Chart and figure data
···
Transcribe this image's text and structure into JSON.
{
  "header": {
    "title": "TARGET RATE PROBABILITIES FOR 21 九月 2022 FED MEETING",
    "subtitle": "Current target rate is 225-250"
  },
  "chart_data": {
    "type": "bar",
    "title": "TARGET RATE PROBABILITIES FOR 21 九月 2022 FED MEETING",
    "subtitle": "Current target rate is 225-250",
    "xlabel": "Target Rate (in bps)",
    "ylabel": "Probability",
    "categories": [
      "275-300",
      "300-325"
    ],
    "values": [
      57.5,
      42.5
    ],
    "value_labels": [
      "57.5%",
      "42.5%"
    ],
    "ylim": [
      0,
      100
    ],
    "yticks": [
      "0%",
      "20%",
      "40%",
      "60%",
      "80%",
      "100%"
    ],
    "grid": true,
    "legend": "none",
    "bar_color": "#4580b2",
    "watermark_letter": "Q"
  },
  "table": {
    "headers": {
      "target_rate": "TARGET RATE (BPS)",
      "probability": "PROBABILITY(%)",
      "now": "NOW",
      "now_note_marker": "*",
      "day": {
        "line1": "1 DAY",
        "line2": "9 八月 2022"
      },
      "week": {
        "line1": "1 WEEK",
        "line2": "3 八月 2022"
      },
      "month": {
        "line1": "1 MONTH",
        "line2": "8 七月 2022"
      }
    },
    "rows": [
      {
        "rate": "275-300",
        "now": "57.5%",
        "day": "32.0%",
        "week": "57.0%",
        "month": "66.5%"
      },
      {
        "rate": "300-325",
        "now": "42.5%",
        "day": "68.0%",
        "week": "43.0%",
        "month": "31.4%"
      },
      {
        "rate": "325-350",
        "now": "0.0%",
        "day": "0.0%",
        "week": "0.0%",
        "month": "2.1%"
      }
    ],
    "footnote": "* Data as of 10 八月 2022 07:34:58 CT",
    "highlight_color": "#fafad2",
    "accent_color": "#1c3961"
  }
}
···
▸ **Exercise requirements**
Send back each record exactly as it stands.

▸ **Solution**
Transcribe this image's text and structure into JSON.
{
  "header": {
    "title": "TARGET RATE PROBABILITIES FOR 21 九月 2022 FED MEETING",
    "subtitle": "Current target rate is 225-250"
  },
  "chart_data": {
    "type": "bar",
    "title": "TARGET RATE PROBABILITIES FOR 21 九月 2022 FED MEETING",
    "subtitle": "Current target rate is 225-250",
    "xlabel": "Target Rate (in bps)",
    "ylabel": "Probability",
    "categories": [
      "275-300",
      "300-325"
    ],
    "values": [
      57.5,
      42.5
    ],
    "value_labels": [
      "57.5%",
      "42.5%"
    ],
    "ylim": [
      0,
      100
    ],
    "yticks": [
      "0%",
      "20%",
      "40%",
      "60%",
      "80%",
      "100%"
    ],
    "grid": true,
    "legend": "none",
    "bar_color": "#4580b2",
    "watermark_letter": "Q"
  },
  "table": {
    "headers": {
      "target_rate": "TARGET RATE (BPS)",
      "probability": "PROBABILITY(%)",
      "now": "NOW",
      "now_note_marker": "*",
      "day": {
        "line1": "1 DAY",
        "line2": "9 八月 2022"
      },
      "week": {
        "line1": "1 WEEK",
        "line2": "3 八月 2022"
      },
      "month": {
        "line1": "1 MONTH",
        "line2": "8 七月 2022"
      }
    },
    "rows": [
      {
        "rate": "275-300",
        "now": "57.5%",
        "day": "32.0%",
        "week": "57.0%",
        "month": "66.5%"
      },
      {
        "rate": "300-325",
        "now": "42.5%",
        "day": "68.0%",
        "week": "43.0%",
        "month": "31.4%"
      },
      {
        "rate": "325-350",
        "now": "0.0%",
        "day": "0.0%",
        "week": "0.0%",
        "month": "2.1%"
      }
    ],
    "footnote": "* Data as of 10 八月 2022 07:34:58 CT",
    "highlight_color": "#fafad2",
    "accent_color": "#1c3961"
  }
}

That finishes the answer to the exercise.